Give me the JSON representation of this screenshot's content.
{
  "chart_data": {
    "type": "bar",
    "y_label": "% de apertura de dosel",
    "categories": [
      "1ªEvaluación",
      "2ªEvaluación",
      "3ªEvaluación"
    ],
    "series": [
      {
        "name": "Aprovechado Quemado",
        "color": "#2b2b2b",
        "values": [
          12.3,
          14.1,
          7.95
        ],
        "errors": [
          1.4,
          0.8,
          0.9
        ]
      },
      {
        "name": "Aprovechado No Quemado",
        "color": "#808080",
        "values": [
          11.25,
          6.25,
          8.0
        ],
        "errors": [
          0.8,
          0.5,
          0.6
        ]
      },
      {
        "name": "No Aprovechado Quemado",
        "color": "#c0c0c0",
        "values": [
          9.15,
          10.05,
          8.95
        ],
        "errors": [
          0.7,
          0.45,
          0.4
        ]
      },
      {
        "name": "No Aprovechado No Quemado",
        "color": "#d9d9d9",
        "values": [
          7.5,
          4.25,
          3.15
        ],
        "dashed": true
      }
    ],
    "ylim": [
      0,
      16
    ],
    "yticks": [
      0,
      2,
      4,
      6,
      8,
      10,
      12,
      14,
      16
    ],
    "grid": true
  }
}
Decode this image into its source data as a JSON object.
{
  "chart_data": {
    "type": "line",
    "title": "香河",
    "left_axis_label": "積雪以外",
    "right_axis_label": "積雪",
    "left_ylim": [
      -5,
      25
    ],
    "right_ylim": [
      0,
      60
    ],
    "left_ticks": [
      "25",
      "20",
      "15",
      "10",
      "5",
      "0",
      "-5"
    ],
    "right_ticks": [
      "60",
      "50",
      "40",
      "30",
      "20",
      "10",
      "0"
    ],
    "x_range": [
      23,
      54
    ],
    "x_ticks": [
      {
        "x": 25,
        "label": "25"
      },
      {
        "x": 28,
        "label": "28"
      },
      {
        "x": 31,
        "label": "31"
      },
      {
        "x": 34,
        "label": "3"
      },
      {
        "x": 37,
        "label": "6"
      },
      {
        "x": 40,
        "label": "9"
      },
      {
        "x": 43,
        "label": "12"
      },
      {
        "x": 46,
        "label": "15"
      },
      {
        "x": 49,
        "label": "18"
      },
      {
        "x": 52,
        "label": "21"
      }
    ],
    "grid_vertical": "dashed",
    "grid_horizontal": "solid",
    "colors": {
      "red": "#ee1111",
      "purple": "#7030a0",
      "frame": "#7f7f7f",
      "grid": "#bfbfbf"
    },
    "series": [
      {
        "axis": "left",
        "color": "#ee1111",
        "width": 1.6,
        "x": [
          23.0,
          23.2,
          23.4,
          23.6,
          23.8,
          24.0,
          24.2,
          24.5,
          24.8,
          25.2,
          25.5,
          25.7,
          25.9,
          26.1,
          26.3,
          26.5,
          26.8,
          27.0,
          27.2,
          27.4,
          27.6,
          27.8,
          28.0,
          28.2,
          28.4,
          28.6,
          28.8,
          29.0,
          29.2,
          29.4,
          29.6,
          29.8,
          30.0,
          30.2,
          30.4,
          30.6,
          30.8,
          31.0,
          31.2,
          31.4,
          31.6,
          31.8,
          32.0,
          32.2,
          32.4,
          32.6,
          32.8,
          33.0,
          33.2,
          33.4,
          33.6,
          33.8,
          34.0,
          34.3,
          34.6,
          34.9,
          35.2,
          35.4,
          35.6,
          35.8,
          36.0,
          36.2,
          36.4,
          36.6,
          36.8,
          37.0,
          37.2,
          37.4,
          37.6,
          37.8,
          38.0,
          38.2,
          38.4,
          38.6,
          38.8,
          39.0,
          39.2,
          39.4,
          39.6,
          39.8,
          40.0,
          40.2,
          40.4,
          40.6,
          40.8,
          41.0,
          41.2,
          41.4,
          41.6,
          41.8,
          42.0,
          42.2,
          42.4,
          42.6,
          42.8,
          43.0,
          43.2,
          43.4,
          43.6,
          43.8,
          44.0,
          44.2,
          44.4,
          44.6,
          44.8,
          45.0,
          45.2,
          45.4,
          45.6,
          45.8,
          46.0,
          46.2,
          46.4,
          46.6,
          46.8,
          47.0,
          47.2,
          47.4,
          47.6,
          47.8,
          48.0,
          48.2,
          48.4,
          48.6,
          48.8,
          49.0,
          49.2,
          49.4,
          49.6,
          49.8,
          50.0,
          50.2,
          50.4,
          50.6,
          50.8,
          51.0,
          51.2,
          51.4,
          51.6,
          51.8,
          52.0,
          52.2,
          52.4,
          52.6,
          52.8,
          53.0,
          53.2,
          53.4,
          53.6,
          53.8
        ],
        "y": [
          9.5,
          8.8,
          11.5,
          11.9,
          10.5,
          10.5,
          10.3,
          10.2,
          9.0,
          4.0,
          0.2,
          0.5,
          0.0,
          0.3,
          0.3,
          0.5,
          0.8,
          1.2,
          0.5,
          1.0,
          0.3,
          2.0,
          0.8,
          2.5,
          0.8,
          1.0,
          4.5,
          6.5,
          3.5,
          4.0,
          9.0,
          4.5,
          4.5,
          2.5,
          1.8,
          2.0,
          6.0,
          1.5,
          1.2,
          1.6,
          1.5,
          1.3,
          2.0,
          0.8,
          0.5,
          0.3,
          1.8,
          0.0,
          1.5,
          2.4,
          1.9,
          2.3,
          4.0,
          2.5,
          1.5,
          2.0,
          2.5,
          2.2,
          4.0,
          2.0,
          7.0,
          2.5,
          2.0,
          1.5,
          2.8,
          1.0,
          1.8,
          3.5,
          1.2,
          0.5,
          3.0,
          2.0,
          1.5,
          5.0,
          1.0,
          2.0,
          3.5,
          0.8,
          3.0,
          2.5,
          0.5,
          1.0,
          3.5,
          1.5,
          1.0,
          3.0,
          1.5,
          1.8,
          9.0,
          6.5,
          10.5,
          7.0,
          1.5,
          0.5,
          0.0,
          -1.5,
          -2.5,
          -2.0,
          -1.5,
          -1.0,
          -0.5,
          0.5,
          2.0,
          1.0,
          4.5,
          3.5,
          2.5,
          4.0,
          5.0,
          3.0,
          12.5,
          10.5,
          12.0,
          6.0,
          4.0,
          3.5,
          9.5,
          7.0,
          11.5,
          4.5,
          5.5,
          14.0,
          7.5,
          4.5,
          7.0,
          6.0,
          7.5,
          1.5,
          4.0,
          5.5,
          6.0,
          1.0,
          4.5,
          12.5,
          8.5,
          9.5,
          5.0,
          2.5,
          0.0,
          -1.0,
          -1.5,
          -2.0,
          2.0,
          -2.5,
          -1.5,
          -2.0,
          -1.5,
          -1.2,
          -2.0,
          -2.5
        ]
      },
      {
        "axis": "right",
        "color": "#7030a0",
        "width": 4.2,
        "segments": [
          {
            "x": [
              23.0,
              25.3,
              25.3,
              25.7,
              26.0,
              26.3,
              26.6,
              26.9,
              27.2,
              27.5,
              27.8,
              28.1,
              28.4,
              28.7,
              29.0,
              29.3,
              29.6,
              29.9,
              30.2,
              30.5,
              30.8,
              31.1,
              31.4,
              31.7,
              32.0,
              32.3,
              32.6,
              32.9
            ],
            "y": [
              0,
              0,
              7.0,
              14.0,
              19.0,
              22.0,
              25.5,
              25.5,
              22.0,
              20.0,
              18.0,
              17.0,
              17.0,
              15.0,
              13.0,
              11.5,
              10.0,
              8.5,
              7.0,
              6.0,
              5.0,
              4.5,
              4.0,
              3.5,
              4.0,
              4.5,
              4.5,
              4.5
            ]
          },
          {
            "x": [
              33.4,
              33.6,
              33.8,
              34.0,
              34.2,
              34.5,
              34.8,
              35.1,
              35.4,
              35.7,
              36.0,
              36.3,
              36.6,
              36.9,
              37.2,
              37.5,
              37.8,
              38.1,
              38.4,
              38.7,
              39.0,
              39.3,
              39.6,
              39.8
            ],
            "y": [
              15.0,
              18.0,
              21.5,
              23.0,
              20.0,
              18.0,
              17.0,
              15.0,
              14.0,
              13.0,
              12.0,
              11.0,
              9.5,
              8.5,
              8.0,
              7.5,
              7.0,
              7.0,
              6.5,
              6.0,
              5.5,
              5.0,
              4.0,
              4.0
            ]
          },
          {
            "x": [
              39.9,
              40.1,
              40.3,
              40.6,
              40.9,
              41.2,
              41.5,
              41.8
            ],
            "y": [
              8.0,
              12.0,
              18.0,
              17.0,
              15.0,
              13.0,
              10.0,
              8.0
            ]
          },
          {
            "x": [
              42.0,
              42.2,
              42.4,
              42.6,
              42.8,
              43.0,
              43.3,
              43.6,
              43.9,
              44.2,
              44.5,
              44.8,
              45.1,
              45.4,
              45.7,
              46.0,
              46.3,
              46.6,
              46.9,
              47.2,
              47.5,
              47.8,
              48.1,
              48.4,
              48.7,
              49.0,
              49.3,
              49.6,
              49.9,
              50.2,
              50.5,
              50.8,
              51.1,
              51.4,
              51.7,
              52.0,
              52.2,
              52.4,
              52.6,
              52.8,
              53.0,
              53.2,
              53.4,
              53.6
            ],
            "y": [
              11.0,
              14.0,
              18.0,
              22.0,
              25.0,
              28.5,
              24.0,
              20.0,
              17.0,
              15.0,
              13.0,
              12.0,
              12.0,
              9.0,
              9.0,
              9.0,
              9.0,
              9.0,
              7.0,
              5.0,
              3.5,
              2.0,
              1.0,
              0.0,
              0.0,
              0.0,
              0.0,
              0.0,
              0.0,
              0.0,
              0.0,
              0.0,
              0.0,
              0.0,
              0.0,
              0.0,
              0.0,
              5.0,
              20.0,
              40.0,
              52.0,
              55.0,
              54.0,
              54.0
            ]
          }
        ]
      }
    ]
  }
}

· · · · · · ·

List all lines in the material containing the string "Aprovechado".

        "name": "Aprovechado Quemado",
        "name": "Aprovechado No Quemado",
        "name": "No Aprovechado Quemado",
        "name": "No Aprovechado No Quemado",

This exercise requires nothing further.